Task goal
Using the records that follow, copy every line containing the word "Recency".

Structured figure records
↓
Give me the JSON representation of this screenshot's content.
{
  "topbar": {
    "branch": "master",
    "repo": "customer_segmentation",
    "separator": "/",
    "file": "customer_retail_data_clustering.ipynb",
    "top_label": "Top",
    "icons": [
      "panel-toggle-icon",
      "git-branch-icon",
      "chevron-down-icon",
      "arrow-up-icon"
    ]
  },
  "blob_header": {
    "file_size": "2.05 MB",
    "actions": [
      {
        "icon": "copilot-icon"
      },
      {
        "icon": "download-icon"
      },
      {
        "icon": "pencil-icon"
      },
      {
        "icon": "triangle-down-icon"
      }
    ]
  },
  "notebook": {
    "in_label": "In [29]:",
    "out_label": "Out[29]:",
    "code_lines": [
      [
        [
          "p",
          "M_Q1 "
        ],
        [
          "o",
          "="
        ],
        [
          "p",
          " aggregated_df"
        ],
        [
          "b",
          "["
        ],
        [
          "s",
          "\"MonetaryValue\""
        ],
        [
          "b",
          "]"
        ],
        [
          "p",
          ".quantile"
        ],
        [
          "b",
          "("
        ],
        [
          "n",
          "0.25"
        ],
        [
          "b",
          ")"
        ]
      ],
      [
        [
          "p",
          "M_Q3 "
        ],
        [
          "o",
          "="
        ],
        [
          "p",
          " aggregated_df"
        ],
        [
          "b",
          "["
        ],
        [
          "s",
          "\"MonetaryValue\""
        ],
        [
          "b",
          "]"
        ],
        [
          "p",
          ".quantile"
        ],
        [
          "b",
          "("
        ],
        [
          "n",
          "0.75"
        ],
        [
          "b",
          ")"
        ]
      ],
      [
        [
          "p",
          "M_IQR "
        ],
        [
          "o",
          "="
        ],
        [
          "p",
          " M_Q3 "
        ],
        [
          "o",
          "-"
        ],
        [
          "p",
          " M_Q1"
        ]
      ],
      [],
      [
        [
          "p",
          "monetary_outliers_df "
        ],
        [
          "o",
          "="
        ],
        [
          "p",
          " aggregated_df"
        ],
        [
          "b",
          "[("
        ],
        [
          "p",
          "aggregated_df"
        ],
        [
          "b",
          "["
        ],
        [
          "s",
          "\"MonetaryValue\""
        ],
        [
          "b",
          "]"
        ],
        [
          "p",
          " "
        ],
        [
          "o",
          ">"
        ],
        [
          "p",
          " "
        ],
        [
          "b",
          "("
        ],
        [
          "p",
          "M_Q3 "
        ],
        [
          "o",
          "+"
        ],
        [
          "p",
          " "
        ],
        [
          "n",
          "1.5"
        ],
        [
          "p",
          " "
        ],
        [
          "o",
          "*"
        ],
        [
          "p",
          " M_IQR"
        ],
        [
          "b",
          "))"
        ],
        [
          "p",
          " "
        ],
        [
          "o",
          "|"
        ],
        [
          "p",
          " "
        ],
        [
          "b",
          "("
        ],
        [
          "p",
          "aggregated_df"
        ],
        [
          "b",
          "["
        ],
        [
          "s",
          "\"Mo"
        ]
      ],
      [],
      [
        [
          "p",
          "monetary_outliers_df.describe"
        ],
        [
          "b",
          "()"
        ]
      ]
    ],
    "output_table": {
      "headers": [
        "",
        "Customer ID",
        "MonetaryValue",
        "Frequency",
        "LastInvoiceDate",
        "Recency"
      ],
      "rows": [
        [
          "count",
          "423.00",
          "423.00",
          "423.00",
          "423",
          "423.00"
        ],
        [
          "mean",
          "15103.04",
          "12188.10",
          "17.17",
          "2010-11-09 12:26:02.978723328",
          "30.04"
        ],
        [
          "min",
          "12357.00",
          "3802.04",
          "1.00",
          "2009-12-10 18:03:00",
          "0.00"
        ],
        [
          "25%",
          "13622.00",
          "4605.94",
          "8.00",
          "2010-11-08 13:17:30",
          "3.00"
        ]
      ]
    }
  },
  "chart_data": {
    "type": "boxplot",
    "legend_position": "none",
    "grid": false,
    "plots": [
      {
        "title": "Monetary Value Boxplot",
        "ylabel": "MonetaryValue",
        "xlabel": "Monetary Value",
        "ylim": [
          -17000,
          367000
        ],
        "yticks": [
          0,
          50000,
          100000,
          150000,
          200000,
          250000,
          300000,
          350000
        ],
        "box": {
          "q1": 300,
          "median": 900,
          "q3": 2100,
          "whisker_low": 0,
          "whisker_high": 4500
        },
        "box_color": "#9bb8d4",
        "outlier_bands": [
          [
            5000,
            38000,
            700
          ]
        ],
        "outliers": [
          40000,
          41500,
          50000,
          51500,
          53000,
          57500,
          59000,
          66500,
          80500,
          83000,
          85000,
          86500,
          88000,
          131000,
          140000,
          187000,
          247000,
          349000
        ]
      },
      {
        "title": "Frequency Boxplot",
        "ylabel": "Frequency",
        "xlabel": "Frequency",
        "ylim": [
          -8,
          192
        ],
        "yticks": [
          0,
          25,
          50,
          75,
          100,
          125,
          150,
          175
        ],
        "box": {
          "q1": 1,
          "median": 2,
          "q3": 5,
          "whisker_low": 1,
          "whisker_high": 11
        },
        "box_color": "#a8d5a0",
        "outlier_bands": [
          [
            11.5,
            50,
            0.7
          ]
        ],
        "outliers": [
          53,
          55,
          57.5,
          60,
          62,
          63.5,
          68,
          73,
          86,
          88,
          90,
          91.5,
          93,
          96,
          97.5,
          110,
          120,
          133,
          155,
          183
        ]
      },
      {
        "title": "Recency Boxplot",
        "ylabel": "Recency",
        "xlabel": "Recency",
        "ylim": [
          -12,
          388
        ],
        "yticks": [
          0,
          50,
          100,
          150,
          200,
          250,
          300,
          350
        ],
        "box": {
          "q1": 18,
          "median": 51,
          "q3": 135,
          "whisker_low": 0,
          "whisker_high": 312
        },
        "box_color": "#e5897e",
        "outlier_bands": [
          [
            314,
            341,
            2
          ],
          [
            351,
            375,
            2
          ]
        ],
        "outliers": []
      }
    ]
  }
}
↑
Task response
        "Recency"
        "title": "Recency Boxplot",
        "ylabel": "Recency",
        "xlabel": "Recency",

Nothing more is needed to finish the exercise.